[Records from a collection]
-- START --

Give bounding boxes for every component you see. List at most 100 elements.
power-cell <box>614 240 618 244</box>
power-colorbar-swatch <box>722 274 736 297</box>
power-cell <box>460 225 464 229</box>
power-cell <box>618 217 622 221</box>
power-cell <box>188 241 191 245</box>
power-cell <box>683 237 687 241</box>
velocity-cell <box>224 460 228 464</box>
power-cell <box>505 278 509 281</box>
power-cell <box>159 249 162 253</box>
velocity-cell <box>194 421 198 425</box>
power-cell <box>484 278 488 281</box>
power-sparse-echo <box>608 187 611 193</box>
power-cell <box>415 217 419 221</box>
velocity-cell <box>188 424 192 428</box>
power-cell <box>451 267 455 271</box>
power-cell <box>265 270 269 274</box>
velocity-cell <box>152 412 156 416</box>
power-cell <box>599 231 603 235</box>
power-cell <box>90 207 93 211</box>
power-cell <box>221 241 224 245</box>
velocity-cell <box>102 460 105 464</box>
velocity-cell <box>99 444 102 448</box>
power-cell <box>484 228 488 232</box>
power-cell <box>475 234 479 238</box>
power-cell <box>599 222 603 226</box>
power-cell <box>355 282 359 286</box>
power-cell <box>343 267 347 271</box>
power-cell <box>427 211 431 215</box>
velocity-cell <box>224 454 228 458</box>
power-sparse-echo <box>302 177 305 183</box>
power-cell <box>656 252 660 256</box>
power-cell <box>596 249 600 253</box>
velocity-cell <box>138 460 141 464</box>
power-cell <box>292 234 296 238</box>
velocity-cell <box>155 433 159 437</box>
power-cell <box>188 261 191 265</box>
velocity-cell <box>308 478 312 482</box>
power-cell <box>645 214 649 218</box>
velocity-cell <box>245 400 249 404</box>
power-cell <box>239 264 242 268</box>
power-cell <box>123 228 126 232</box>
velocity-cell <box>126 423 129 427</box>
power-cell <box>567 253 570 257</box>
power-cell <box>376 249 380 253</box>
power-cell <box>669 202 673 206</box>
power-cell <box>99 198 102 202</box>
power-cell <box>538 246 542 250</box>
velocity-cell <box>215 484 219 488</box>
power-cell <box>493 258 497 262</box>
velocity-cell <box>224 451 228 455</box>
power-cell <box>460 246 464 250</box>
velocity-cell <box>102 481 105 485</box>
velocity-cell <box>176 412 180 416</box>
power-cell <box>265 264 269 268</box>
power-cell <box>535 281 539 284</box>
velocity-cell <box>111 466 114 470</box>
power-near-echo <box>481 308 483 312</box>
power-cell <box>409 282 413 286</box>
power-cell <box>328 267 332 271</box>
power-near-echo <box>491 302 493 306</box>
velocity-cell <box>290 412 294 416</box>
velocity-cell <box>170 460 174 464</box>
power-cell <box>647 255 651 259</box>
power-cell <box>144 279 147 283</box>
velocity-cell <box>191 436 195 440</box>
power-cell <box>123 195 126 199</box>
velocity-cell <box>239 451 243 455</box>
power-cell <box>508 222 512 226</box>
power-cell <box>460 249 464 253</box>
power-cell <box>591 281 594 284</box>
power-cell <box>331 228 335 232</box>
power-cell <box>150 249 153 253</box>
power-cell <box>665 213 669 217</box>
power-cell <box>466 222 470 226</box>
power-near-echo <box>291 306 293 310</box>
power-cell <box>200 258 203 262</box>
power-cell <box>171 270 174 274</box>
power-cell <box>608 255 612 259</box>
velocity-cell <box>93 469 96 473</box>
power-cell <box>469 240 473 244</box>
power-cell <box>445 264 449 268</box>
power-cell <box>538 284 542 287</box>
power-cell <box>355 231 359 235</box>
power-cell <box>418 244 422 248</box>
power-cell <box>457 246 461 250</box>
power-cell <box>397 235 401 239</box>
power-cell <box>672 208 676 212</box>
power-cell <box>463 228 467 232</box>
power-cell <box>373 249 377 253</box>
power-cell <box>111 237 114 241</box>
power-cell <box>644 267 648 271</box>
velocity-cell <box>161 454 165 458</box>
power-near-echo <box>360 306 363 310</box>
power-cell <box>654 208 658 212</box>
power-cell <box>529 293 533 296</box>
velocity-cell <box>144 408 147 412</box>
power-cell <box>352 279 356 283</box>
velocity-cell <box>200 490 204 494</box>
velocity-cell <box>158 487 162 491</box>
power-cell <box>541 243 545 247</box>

-- END --

In the entries from the start through the line containing "power-near-echo <box>481 308 483 312</box>", switch every "power-sparse-echo" to "power-weak-echo" and return those lines with nothing else altered.

Give bounding boxes for every component you see. List at most 100 elements.
power-cell <box>614 240 618 244</box>
power-colorbar-swatch <box>722 274 736 297</box>
power-cell <box>460 225 464 229</box>
power-cell <box>618 217 622 221</box>
power-cell <box>188 241 191 245</box>
power-cell <box>683 237 687 241</box>
velocity-cell <box>224 460 228 464</box>
power-cell <box>505 278 509 281</box>
power-cell <box>159 249 162 253</box>
velocity-cell <box>194 421 198 425</box>
power-cell <box>484 278 488 281</box>
power-weak-echo <box>608 187 611 193</box>
power-cell <box>415 217 419 221</box>
velocity-cell <box>188 424 192 428</box>
power-cell <box>451 267 455 271</box>
power-cell <box>265 270 269 274</box>
velocity-cell <box>152 412 156 416</box>
power-cell <box>599 231 603 235</box>
power-cell <box>90 207 93 211</box>
power-cell <box>221 241 224 245</box>
velocity-cell <box>102 460 105 464</box>
velocity-cell <box>99 444 102 448</box>
power-cell <box>484 228 488 232</box>
power-cell <box>475 234 479 238</box>
power-cell <box>599 222 603 226</box>
power-cell <box>355 282 359 286</box>
power-cell <box>343 267 347 271</box>
power-cell <box>427 211 431 215</box>
velocity-cell <box>224 454 228 458</box>
power-weak-echo <box>302 177 305 183</box>
power-cell <box>656 252 660 256</box>
power-cell <box>596 249 600 253</box>
velocity-cell <box>138 460 141 464</box>
power-cell <box>292 234 296 238</box>
velocity-cell <box>155 433 159 437</box>
power-cell <box>188 261 191 265</box>
velocity-cell <box>308 478 312 482</box>
power-cell <box>645 214 649 218</box>
velocity-cell <box>245 400 249 404</box>
power-cell <box>239 264 242 268</box>
power-cell <box>123 228 126 232</box>
velocity-cell <box>126 423 129 427</box>
power-cell <box>567 253 570 257</box>
power-cell <box>376 249 380 253</box>
power-cell <box>669 202 673 206</box>
power-cell <box>99 198 102 202</box>
power-cell <box>538 246 542 250</box>
velocity-cell <box>215 484 219 488</box>
power-cell <box>493 258 497 262</box>
velocity-cell <box>224 451 228 455</box>
power-cell <box>460 246 464 250</box>
velocity-cell <box>102 481 105 485</box>
velocity-cell <box>176 412 180 416</box>
power-cell <box>265 264 269 268</box>
power-cell <box>535 281 539 284</box>
velocity-cell <box>111 466 114 470</box>
power-near-echo <box>481 308 483 312</box>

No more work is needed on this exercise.